_DOCUMENT PASSAGE_
There was a story on the front page of the Jan. 5, 1913 edition of the Uniontown Morning Herald about a local doctor who was quite displeased about Uniontown’s burgess instituting fines for local motorists who drove cars without having 1913 licenses.

The doctor told the Herald that he’d been summoned to the home of a young woman who had suffered from heart failure. However,  he couldn’t drive his own car, because he hadn’t gotten the appropriate license for it.

Instead of facing the possibility of getting a $10 to $25 fine, the doctor had to wait for a taxicab to arrive so that he could rush to the ailing woman’s aid.

The extended wait nearly cost the woman’s life.

The doctor made his displeasure known at the newspaper office after he made his lifesaving house call.

“If the burgess enforces other ordinances as rigidly as he seems to be enforcing this particular one there would be quite a few improvements noticeable in Uniontown,” the irate doctor opined.

Wouldn’t that doctor be shocked to discover that a hundred years later, not only must cars have licenses, but drivers have to have them too?

_SOURCE EXCERPT_
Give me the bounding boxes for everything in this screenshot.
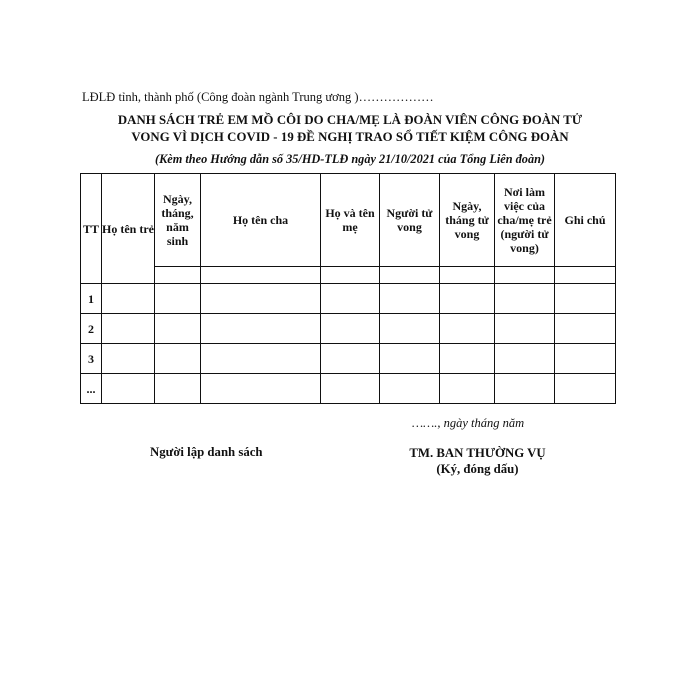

_PROBLEM_
Retype the stretch of the passage about the Uniontown doctor and the 1913 licenses from "The doctor told" through "irate doctor opined.", word for word. The listing isn't needed for anything here.

_THE ANSWER_
The doctor told the Herald that he’d been summoned to the home of a young woman who had suffered from heart failure. However,  he couldn’t drive his own car, because he hadn’t gotten the appropriate license for it.

Instead of facing the possibility of getting a $10 to $25 fine, the doctor had to wait for a taxicab to arrive so that he could rush to the ailing woman’s aid.

The extended wait nearly cost the woman’s life.

The doctor made his displeasure known at the newspaper office after he made his lifesaving house call.

“If the burgess enforces other ordinances as rigidly as he seems to be enforcing this particular one there would be quite a few improvements noticeable in Uniontown,” the irate doctor opined.